- _What to work on_
Set down the material once more, exactly as it appears.

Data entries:
-----

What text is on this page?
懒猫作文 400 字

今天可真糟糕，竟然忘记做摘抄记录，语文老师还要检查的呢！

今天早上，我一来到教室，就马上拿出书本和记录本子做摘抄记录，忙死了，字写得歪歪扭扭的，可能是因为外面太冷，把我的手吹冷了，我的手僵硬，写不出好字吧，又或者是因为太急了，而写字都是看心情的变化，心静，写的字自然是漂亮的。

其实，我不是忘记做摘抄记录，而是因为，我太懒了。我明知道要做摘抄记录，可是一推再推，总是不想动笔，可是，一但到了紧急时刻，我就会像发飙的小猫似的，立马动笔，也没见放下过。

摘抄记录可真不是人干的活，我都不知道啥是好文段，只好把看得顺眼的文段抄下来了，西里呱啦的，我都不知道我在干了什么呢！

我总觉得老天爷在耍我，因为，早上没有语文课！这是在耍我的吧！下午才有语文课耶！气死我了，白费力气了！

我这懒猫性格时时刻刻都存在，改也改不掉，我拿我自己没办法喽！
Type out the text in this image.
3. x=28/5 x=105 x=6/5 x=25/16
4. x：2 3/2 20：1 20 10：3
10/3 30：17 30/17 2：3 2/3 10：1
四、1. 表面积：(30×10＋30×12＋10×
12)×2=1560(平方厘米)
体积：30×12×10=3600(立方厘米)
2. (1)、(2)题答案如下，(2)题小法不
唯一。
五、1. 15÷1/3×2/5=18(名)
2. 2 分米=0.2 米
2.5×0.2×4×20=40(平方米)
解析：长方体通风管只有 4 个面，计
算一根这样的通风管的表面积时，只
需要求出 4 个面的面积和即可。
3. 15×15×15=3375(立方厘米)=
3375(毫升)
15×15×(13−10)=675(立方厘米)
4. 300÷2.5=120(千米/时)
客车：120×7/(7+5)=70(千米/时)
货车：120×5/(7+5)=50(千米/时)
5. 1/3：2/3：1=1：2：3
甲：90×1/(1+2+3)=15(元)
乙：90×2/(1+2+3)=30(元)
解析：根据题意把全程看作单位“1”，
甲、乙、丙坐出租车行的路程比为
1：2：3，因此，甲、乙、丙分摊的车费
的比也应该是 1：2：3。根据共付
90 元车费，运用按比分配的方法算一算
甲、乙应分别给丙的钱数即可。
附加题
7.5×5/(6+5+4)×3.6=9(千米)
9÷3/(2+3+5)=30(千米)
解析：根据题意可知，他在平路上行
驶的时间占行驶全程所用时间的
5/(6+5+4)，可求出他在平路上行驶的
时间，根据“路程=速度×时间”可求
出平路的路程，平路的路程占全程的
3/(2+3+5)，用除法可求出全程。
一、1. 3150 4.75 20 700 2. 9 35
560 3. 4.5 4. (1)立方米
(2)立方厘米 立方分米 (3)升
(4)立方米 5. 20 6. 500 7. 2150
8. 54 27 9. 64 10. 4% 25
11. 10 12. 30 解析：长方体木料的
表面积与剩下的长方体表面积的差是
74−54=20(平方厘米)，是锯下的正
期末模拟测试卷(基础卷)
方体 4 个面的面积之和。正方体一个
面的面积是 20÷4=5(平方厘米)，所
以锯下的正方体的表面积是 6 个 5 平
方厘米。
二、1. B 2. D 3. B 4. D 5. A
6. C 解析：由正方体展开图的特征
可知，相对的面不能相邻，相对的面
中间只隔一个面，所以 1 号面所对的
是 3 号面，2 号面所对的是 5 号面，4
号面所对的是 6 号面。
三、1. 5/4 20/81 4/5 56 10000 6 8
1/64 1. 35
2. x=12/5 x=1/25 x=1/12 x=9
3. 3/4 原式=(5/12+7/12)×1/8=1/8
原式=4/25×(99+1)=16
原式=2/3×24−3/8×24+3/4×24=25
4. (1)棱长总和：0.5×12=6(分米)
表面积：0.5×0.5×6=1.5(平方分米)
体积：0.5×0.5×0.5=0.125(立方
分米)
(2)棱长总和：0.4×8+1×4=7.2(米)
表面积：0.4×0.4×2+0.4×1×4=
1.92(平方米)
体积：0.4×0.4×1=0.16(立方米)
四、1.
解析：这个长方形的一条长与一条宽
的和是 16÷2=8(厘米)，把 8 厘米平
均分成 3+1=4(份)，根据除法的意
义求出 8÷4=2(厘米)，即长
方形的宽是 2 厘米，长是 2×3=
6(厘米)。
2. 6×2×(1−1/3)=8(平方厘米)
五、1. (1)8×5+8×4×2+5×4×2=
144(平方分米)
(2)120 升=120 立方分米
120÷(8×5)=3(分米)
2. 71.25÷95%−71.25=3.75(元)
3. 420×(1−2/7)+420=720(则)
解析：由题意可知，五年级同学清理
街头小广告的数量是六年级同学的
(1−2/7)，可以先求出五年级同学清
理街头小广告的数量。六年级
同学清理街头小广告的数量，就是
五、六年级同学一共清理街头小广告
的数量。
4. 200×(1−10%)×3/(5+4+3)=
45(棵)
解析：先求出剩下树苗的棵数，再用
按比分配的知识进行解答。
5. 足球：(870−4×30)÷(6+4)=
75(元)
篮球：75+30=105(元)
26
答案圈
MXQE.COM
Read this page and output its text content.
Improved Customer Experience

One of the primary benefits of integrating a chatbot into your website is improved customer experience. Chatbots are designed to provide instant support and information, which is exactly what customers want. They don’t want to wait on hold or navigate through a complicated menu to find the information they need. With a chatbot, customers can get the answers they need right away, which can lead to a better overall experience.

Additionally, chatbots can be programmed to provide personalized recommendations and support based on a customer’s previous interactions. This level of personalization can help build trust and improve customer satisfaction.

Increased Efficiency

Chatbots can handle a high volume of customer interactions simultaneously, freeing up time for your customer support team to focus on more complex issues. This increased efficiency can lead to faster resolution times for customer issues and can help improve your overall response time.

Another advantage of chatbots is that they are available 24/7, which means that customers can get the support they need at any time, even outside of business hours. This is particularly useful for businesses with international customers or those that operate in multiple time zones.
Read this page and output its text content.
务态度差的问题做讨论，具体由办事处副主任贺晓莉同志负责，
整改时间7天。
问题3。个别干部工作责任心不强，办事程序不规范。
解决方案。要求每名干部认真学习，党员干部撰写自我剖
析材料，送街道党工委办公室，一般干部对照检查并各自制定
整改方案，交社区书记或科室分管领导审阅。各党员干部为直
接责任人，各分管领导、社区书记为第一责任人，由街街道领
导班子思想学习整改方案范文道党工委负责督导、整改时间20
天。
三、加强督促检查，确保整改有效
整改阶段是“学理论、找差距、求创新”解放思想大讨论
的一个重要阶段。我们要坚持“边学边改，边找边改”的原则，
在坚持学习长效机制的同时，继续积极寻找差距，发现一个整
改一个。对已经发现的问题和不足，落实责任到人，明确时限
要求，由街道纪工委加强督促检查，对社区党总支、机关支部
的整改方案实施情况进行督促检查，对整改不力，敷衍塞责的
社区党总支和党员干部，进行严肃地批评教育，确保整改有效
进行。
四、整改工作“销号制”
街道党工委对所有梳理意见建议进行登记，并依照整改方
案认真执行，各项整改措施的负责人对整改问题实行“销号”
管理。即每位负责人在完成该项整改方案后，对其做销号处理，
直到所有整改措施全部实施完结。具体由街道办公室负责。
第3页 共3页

-----

- _Result of this task_
What text is on this page?
懒猫作文 400 字

今天可真糟糕，竟然忘记做摘抄记录，语文老师还要检查的呢！

今天早上，我一来到教室，就马上拿出书本和记录本子做摘抄记录，忙死了，字写得歪歪扭扭的，可能是因为外面太冷，把我的手吹冷了，我的手僵硬，写不出好字吧，又或者是因为太急了，而写字都是看心情的变化，心静，写的字自然是漂亮的。

其实，我不是忘记做摘抄记录，而是因为，我太懒了。我明知道要做摘抄记录，可是一推再推，总是不想动笔，可是，一但到了紧急时刻，我就会像发飙的小猫似的，立马动笔，也没见放下过。

摘抄记录可真不是人干的活，我都不知道啥是好文段，只好把看得顺眼的文段抄下来了，西里呱啦的，我都不知道我在干了什么呢！

我总觉得老天爷在耍我，因为，早上没有语文课！这是在耍我的吧！下午才有语文课耶！气死我了，白费力气了！

我这懒猫性格时时刻刻都存在，改也改不掉，我拿我自己没办法喽！
Type out the text in this image.
3. x=28/5 x=105 x=6/5 x=25/16
4. x：2 3/2 20：1 20 10：3
10/3 30：17 30/17 2：3 2/3 10：1
四、1. 表面积：(30×10＋30×12＋10×
12)×2=1560(平方厘米)
体积：30×12×10=3600(立方厘米)
2. (1)、(2)题答案如下，(2)题小法不
唯一。
五、1. 15÷1/3×2/5=18(名)
2. 2 分米=0.2 米
2.5×0.2×4×20=40(平方米)
解析：长方体通风管只有 4 个面，计
算一根这样的通风管的表面积时，只
需要求出 4 个面的面积和即可。
3. 15×15×15=3375(立方厘米)=
3375(毫升)
15×15×(13−10)=675(立方厘米)
4. 300÷2.5=120(千米/时)
客车：120×7/(7+5)=70(千米/时)
货车：120×5/(7+5)=50(千米/时)
5. 1/3：2/3：1=1：2：3
甲：90×1/(1+2+3)=15(元)
乙：90×2/(1+2+3)=30(元)
解析：根据题意把全程看作单位“1”，
甲、乙、丙坐出租车行的路程比为
1：2：3，因此，甲、乙、丙分摊的车费
的比也应该是 1：2：3。根据共付
90 元车费，运用按比分配的方法算一算
甲、乙应分别给丙的钱数即可。
附加题
7.5×5/(6+5+4)×3.6=9(千米)
9÷3/(2+3+5)=30(千米)
解析：根据题意可知，他在平路上行
驶的时间占行驶全程所用时间的
5/(6+5+4)，可求出他在平路上行驶的
时间，根据“路程=速度×时间”可求
出平路的路程，平路的路程占全程的
3/(2+3+5)，用除法可求出全程。
一、1. 3150 4.75 20 700 2. 9 35
560 3. 4.5 4. (1)立方米
(2)立方厘米 立方分米 (3)升
(4)立方米 5. 20 6. 500 7. 2150
8. 54 27 9. 64 10. 4% 25
11. 10 12. 30 解析：长方体木料的
表面积与剩下的长方体表面积的差是
74−54=20(平方厘米)，是锯下的正
期末模拟测试卷(基础卷)
方体 4 个面的面积之和。正方体一个
面的面积是 20÷4=5(平方厘米)，所
以锯下的正方体的表面积是 6 个 5 平
方厘米。
二、1. B 2. D 3. B 4. D 5. A
6. C 解析：由正方体展开图的特征
可知，相对的面不能相邻，相对的面
中间只隔一个面，所以 1 号面所对的
是 3 号面，2 号面所对的是 5 号面，4
号面所对的是 6 号面。
三、1. 5/4 20/81 4/5 56 10000 6 8
1/64 1. 35
2. x=12/5 x=1/25 x=1/12 x=9
3. 3/4 原式=(5/12+7/12)×1/8=1/8
原式=4/25×(99+1)=16
原式=2/3×24−3/8×24+3/4×24=25
4. (1)棱长总和：0.5×12=6(分米)
表面积：0.5×0.5×6=1.5(平方分米)
体积：0.5×0.5×0.5=0.125(立方
分米)
(2)棱长总和：0.4×8+1×4=7.2(米)
表面积：0.4×0.4×2+0.4×1×4=
1.92(平方米)
体积：0.4×0.4×1=0.16(立方米)
四、1.
解析：这个长方形的一条长与一条宽
的和是 16÷2=8(厘米)，把 8 厘米平
均分成 3+1=4(份)，根据除法的意
义求出 8÷4=2(厘米)，即长
方形的宽是 2 厘米，长是 2×3=
6(厘米)。
2. 6×2×(1−1/3)=8(平方厘米)
五、1. (1)8×5+8×4×2+5×4×2=
144(平方分米)
(2)120 升=120 立方分米
120÷(8×5)=3(分米)
2. 71.25÷95%−71.25=3.75(元)
3. 420×(1−2/7)+420=720(则)
解析：由题意可知，五年级同学清理
街头小广告的数量是六年级同学的
(1−2/7)，可以先求出五年级同学清
理街头小广告的数量。六年级
同学清理街头小广告的数量，就是
五、六年级同学一共清理街头小广告
的数量。
4. 200×(1−10%)×3/(5+4+3)=
45(棵)
解析：先求出剩下树苗的棵数，再用
按比分配的知识进行解答。
5. 足球：(870−4×30)÷(6+4)=
75(元)
篮球：75+30=105(元)
26
答案圈
MXQE.COM
Read this page and output its text content.
Improved Customer Experience

One of the primary benefits of integrating a chatbot into your website is improved customer experience. Chatbots are designed to provide instant support and information, which is exactly what customers want. They don’t want to wait on hold or navigate through a complicated menu to find the information they need. With a chatbot, customers can get the answers they need right away, which can lead to a better overall experience.

Additionally, chatbots can be programmed to provide personalized recommendations and support based on a customer’s previous interactions. This level of personalization can help build trust and improve customer satisfaction.

Increased Efficiency

Chatbots can handle a high volume of customer interactions simultaneously, freeing up time for your customer support team to focus on more complex issues. This increased efficiency can lead to faster resolution times for customer issues and can help improve your overall response time.

Another advantage of chatbots is that they are available 24/7, which means that customers can get the support they need at any time, even outside of business hours. This is particularly useful for businesses with international customers or those that operate in multiple time zones.
Read this page and output its text content.
务态度差的问题做讨论，具体由办事处副主任贺晓莉同志负责，
整改时间7天。
问题3。个别干部工作责任心不强，办事程序不规范。
解决方案。要求每名干部认真学习，党员干部撰写自我剖
析材料，送街道党工委办公室，一般干部对照检查并各自制定
整改方案，交社区书记或科室分管领导审阅。各党员干部为直
接责任人，各分管领导、社区书记为第一责任人，由街街道领
导班子思想学习整改方案范文道党工委负责督导、整改时间20
天。
三、加强督促检查，确保整改有效
整改阶段是“学理论、找差距、求创新”解放思想大讨论
的一个重要阶段。我们要坚持“边学边改，边找边改”的原则，
在坚持学习长效机制的同时，继续积极寻找差距，发现一个整
改一个。对已经发现的问题和不足，落实责任到人，明确时限
要求，由街道纪工委加强督促检查，对社区党总支、机关支部
的整改方案实施情况进行督促检查，对整改不力，敷衍塞责的
社区党总支和党员干部，进行严肃地批评教育，确保整改有效
进行。
四、整改工作“销号制”
街道党工委对所有梳理意见建议进行登记，并依照整改方
案认真执行，各项整改措施的负责人对整改问题实行“销号”
管理。即每位负责人在完成该项整改方案后，对其做销号处理，
直到所有整改措施全部实施完结。具体由街道办公室负责。
第3页 共3页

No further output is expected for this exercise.